# WHAT THE TASK REQUIRES
Write out each line that follows exactly as it stands, without the pictures.

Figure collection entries
========================================
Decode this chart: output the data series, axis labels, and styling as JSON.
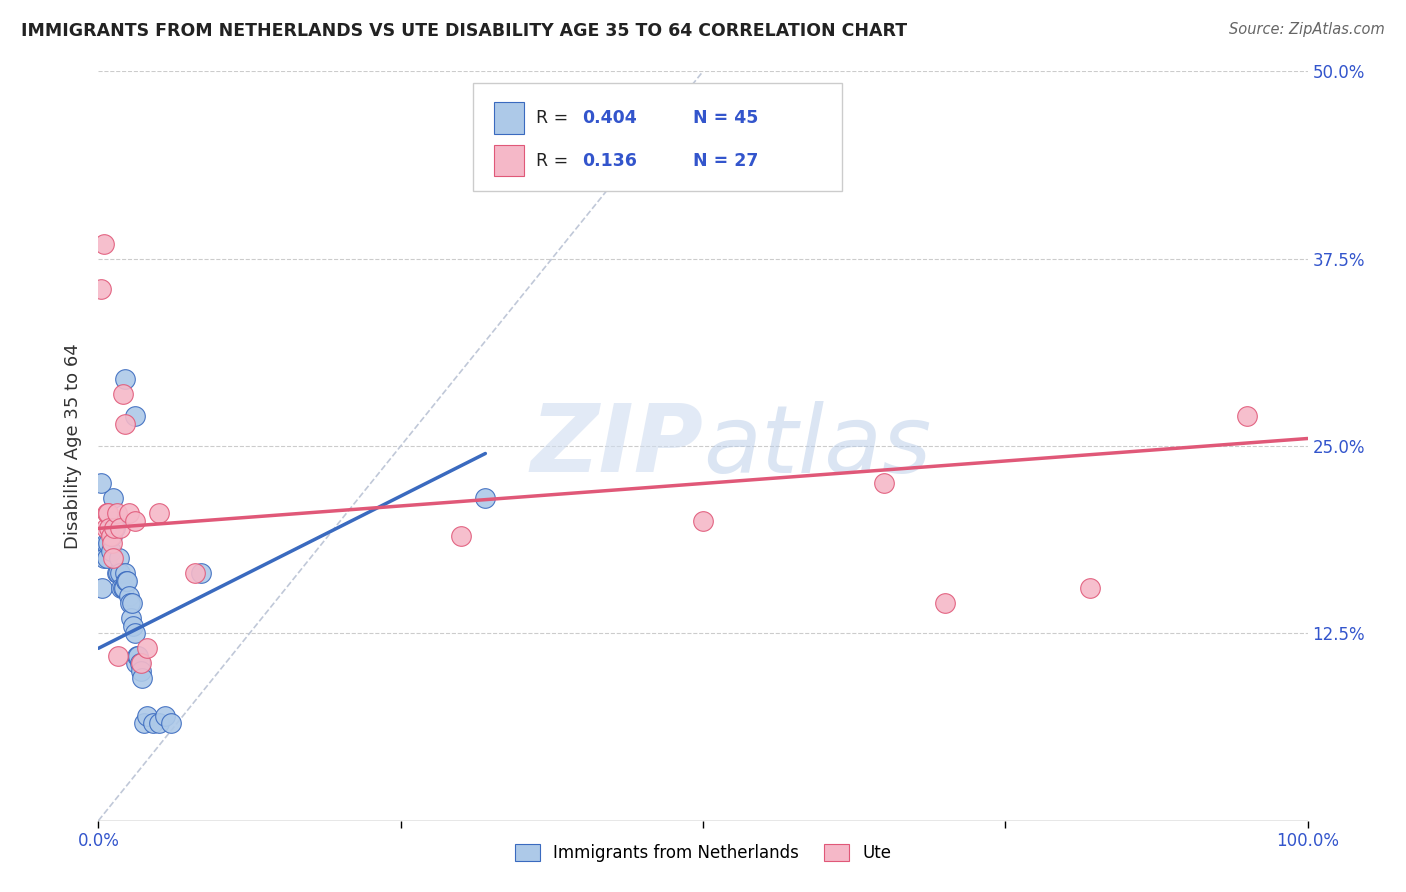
{
  "title": "IMMIGRANTS FROM NETHERLANDS VS UTE DISABILITY AGE 35 TO 64 CORRELATION CHART",
  "source": "Source: ZipAtlas.com",
  "ylabel": "Disability Age 35 to 64",
  "legend_label1": "Immigrants from Netherlands",
  "legend_label2": "Ute",
  "R1": 0.404,
  "N1": 45,
  "R2": 0.136,
  "N2": 27,
  "color1": "#adc9e8",
  "color2": "#f5b8c8",
  "line_color1": "#3a6abf",
  "line_color2": "#e05878",
  "xlim": [
    0,
    1.0
  ],
  "ylim": [
    0,
    0.5
  ],
  "ytick_labels": [
    "12.5%",
    "25.0%",
    "37.5%",
    "50.0%"
  ],
  "yticks": [
    0.125,
    0.25,
    0.375,
    0.5
  ],
  "watermark": "ZIPatlas",
  "blue_points": [
    [
      0.003,
      0.155
    ],
    [
      0.004,
      0.18
    ],
    [
      0.005,
      0.175
    ],
    [
      0.006,
      0.185
    ],
    [
      0.007,
      0.175
    ],
    [
      0.008,
      0.185
    ],
    [
      0.009,
      0.195
    ],
    [
      0.01,
      0.18
    ],
    [
      0.011,
      0.19
    ],
    [
      0.012,
      0.215
    ],
    [
      0.013,
      0.2
    ],
    [
      0.014,
      0.195
    ],
    [
      0.015,
      0.165
    ],
    [
      0.016,
      0.165
    ],
    [
      0.017,
      0.175
    ],
    [
      0.018,
      0.165
    ],
    [
      0.019,
      0.155
    ],
    [
      0.02,
      0.155
    ],
    [
      0.021,
      0.155
    ],
    [
      0.022,
      0.165
    ],
    [
      0.023,
      0.16
    ],
    [
      0.024,
      0.16
    ],
    [
      0.025,
      0.15
    ],
    [
      0.026,
      0.145
    ],
    [
      0.027,
      0.135
    ],
    [
      0.028,
      0.145
    ],
    [
      0.029,
      0.13
    ],
    [
      0.03,
      0.125
    ],
    [
      0.031,
      0.105
    ],
    [
      0.032,
      0.11
    ],
    [
      0.033,
      0.11
    ],
    [
      0.034,
      0.105
    ],
    [
      0.035,
      0.1
    ],
    [
      0.036,
      0.095
    ],
    [
      0.038,
      0.065
    ],
    [
      0.04,
      0.07
    ],
    [
      0.045,
      0.065
    ],
    [
      0.05,
      0.065
    ],
    [
      0.055,
      0.07
    ],
    [
      0.06,
      0.065
    ],
    [
      0.022,
      0.295
    ],
    [
      0.03,
      0.27
    ],
    [
      0.085,
      0.165
    ],
    [
      0.002,
      0.225
    ],
    [
      0.32,
      0.215
    ]
  ],
  "pink_points": [
    [
      0.002,
      0.355
    ],
    [
      0.005,
      0.385
    ],
    [
      0.006,
      0.195
    ],
    [
      0.007,
      0.205
    ],
    [
      0.008,
      0.205
    ],
    [
      0.009,
      0.195
    ],
    [
      0.01,
      0.19
    ],
    [
      0.011,
      0.185
    ],
    [
      0.012,
      0.175
    ],
    [
      0.013,
      0.195
    ],
    [
      0.015,
      0.205
    ],
    [
      0.016,
      0.11
    ],
    [
      0.018,
      0.195
    ],
    [
      0.02,
      0.285
    ],
    [
      0.022,
      0.265
    ],
    [
      0.025,
      0.205
    ],
    [
      0.03,
      0.2
    ],
    [
      0.035,
      0.105
    ],
    [
      0.04,
      0.115
    ],
    [
      0.05,
      0.205
    ],
    [
      0.5,
      0.2
    ],
    [
      0.65,
      0.225
    ],
    [
      0.82,
      0.155
    ],
    [
      0.95,
      0.27
    ],
    [
      0.7,
      0.145
    ],
    [
      0.3,
      0.19
    ],
    [
      0.08,
      0.165
    ]
  ],
  "blue_line": [
    [
      0.0,
      0.115
    ],
    [
      0.32,
      0.245
    ]
  ],
  "pink_line": [
    [
      0.0,
      0.195
    ],
    [
      1.0,
      0.255
    ]
  ],
  "diag_line": [
    [
      0.0,
      0.0
    ],
    [
      0.5,
      0.5
    ]
  ]
}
========================================
# PROBLEM SOLUTION
Decode this chart: output the data series, axis labels, and styling as JSON.
{
  "title": "IMMIGRANTS FROM NETHERLANDS VS UTE DISABILITY AGE 35 TO 64 CORRELATION CHART",
  "source": "Source: ZipAtlas.com",
  "ylabel": "Disability Age 35 to 64",
  "legend_label1": "Immigrants from Netherlands",
  "legend_label2": "Ute",
  "R1": 0.404,
  "N1": 45,
  "R2": 0.136,
  "N2": 27,
  "color1": "#adc9e8",
  "color2": "#f5b8c8",
  "line_color1": "#3a6abf",
  "line_color2": "#e05878",
  "xlim": [
    0,
    1.0
  ],
  "ylim": [
    0,
    0.5
  ],
  "ytick_labels": [
    "12.5%",
    "25.0%",
    "37.5%",
    "50.0%"
  ],
  "yticks": [
    0.125,
    0.25,
    0.375,
    0.5
  ],
  "watermark": "ZIPatlas",
  "blue_points": [
    [
      0.003,
      0.155
    ],
    [
      0.004,
      0.18
    ],
    [
      0.005,
      0.175
    ],
    [
      0.006,
      0.185
    ],
    [
      0.007,
      0.175
    ],
    [
      0.008,
      0.185
    ],
    [
      0.009,
      0.195
    ],
    [
      0.01,
      0.18
    ],
    [
      0.011,
      0.19
    ],
    [
      0.012,
      0.215
    ],
    [
      0.013,
      0.2
    ],
    [
      0.014,
      0.195
    ],
    [
      0.015,
      0.165
    ],
    [
      0.016,
      0.165
    ],
    [
      0.017,
      0.175
    ],
    [
      0.018,
      0.165
    ],
    [
      0.019,
      0.155
    ],
    [
      0.02,
      0.155
    ],
    [
      0.021,
      0.155
    ],
    [
      0.022,
      0.165
    ],
    [
      0.023,
      0.16
    ],
    [
      0.024,
      0.16
    ],
    [
      0.025,
      0.15
    ],
    [
      0.026,
      0.145
    ],
    [
      0.027,
      0.135
    ],
    [
      0.028,
      0.145
    ],
    [
      0.029,
      0.13
    ],
    [
      0.03,
      0.125
    ],
    [
      0.031,
      0.105
    ],
    [
      0.032,
      0.11
    ],
    [
      0.033,
      0.11
    ],
    [
      0.034,
      0.105
    ],
    [
      0.035,
      0.1
    ],
    [
      0.036,
      0.095
    ],
    [
      0.038,
      0.065
    ],
    [
      0.04,
      0.07
    ],
    [
      0.045,
      0.065
    ],
    [
      0.05,
      0.065
    ],
    [
      0.055,
      0.07
    ],
    [
      0.06,
      0.065
    ],
    [
      0.022,
      0.295
    ],
    [
      0.03,
      0.27
    ],
    [
      0.085,
      0.165
    ],
    [
      0.002,
      0.225
    ],
    [
      0.32,
      0.215
    ]
  ],
  "pink_points": [
    [
      0.002,
      0.355
    ],
    [
      0.005,
      0.385
    ],
    [
      0.006,
      0.195
    ],
    [
      0.007,
      0.205
    ],
    [
      0.008,
      0.205
    ],
    [
      0.009,
      0.195
    ],
    [
      0.01,
      0.19
    ],
    [
      0.011,
      0.185
    ],
    [
      0.012,
      0.175
    ],
    [
      0.013,
      0.195
    ],
    [
      0.015,
      0.205
    ],
    [
      0.016,
      0.11
    ],
    [
      0.018,
      0.195
    ],
    [
      0.02,
      0.285
    ],
    [
      0.022,
      0.265
    ],
    [
      0.025,
      0.205
    ],
    [
      0.03,
      0.2
    ],
    [
      0.035,
      0.105
    ],
    [
      0.04,
      0.115
    ],
    [
      0.05,
      0.205
    ],
    [
      0.5,
      0.2
    ],
    [
      0.65,
      0.225
    ],
    [
      0.82,
      0.155
    ],
    [
      0.95,
      0.27
    ],
    [
      0.7,
      0.145
    ],
    [
      0.3,
      0.19
    ],
    [
      0.08,
      0.165
    ]
  ],
  "blue_line": [
    [
      0.0,
      0.115
    ],
    [
      0.32,
      0.245
    ]
  ],
  "pink_line": [
    [
      0.0,
      0.195
    ],
    [
      1.0,
      0.255
    ]
  ],
  "diag_line": [
    [
      0.0,
      0.0
    ],
    [
      0.5,
      0.5
    ]
  ]
}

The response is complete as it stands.